_What you have to do_
An exact copy of all the data is required, with pictures left out.

_Source data_
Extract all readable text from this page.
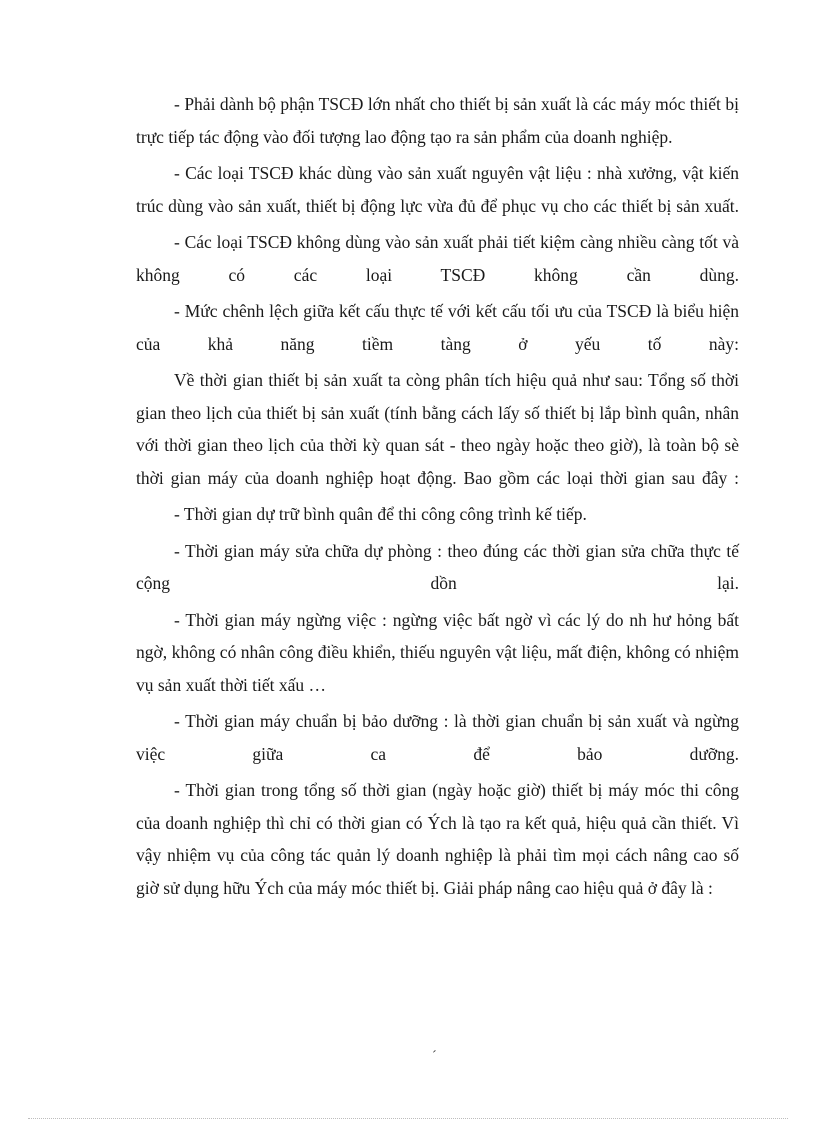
- Phải dành bộ phận TSCĐ lớn nhất cho thiết bị sản xuất là các máy móc thiết bị trực tiếp tác động vào đối tượng lao động tạo ra sản phẩm của doanh nghiệp.

- Các loại TSCĐ khác dùng vào sản xuất nguyên vật liệu : nhà xưởng, vật kiến trúc dùng vào sản xuất, thiết bị động lực vừa đủ để phục vụ cho các thiết bị sản xuất.

- Các loại TSCĐ không dùng vào sản xuất phải tiết kiệm càng nhiều càng tốt và không có các loại TSCĐ không cần dùng.

- Mức chênh lệch giữa kết cấu thực tế với kết cấu tối ưu của TSCĐ là biểu hiện của khả năng tiềm tàng ở yếu tố này:

Về thời gian thiết bị sản xuất ta còng phân tích hiệu quả như sau: Tổng số thời gian theo lịch của thiết bị sản xuất (tính bằng cách lấy số thiết bị lắp bình quân, nhân với thời gian theo lịch của thời kỳ quan sát - theo ngày hoặc theo giờ), là toàn bộ sè thời gian máy của doanh nghiệp hoạt động. Bao gồm các loại thời gian sau đây :

- Thời gian dự trữ bình quân để thi công công trình kế tiếp.

- Thời gian máy sửa chữa dự phòng : theo đúng các thời gian sửa chữa thực tế cộng dồn lại.

- Thời gian máy ngừng việc : ngừng việc bất ngờ vì các lý do nh hư hỏng bất ngờ, không có nhân công điều khiển, thiếu nguyên vật liệu, mất điện, không có nhiệm vụ sản xuất thời tiết xấu …

- Thời gian máy chuẩn bị bảo dưỡng : là thời gian chuẩn bị sản xuất và ngừng việc giữa ca để bảo dưỡng.

- Thời gian trong tổng số thời gian (ngày hoặc giờ) thiết bị máy móc thi công của doanh nghiệp thì chỉ có thời gian có Ých là tạo ra kết quả, hiệu quả cần thiết. Vì vậy nhiệm vụ của công tác quản lý doanh nghiệp là phải tìm mọi cách nâng cao số giờ sử dụng hữu Ých của máy móc thiết bị. Giải pháp nâng cao hiệu quả ở đây là :

´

_Output for this exercise_
Extract all readable text from this page.
- Phải dành bộ phận TSCĐ lớn nhất cho thiết bị sản xuất là các máy móc thiết bị trực tiếp tác động vào đối tượng lao động tạo ra sản phẩm của doanh nghiệp.

- Các loại TSCĐ khác dùng vào sản xuất nguyên vật liệu : nhà xưởng, vật kiến trúc dùng vào sản xuất, thiết bị động lực vừa đủ để phục vụ cho các thiết bị sản xuất.

- Các loại TSCĐ không dùng vào sản xuất phải tiết kiệm càng nhiều càng tốt và không có các loại TSCĐ không cần dùng.

- Mức chênh lệch giữa kết cấu thực tế với kết cấu tối ưu của TSCĐ là biểu hiện của khả năng tiềm tàng ở yếu tố này:

Về thời gian thiết bị sản xuất ta còng phân tích hiệu quả như sau: Tổng số thời gian theo lịch của thiết bị sản xuất (tính bằng cách lấy số thiết bị lắp bình quân, nhân với thời gian theo lịch của thời kỳ quan sát - theo ngày hoặc theo giờ), là toàn bộ sè thời gian máy của doanh nghiệp hoạt động. Bao gồm các loại thời gian sau đây :

- Thời gian dự trữ bình quân để thi công công trình kế tiếp.

- Thời gian máy sửa chữa dự phòng : theo đúng các thời gian sửa chữa thực tế cộng dồn lại.

- Thời gian máy ngừng việc : ngừng việc bất ngờ vì các lý do nh hư hỏng bất ngờ, không có nhân công điều khiển, thiếu nguyên vật liệu, mất điện, không có nhiệm vụ sản xuất thời tiết xấu …

- Thời gian máy chuẩn bị bảo dưỡng : là thời gian chuẩn bị sản xuất và ngừng việc giữa ca để bảo dưỡng.

- Thời gian trong tổng số thời gian (ngày hoặc giờ) thiết bị máy móc thi công của doanh nghiệp thì chỉ có thời gian có Ých là tạo ra kết quả, hiệu quả cần thiết. Vì vậy nhiệm vụ của công tác quản lý doanh nghiệp là phải tìm mọi cách nâng cao số giờ sử dụng hữu Ých của máy móc thiết bị. Giải pháp nâng cao hiệu quả ở đây là :

´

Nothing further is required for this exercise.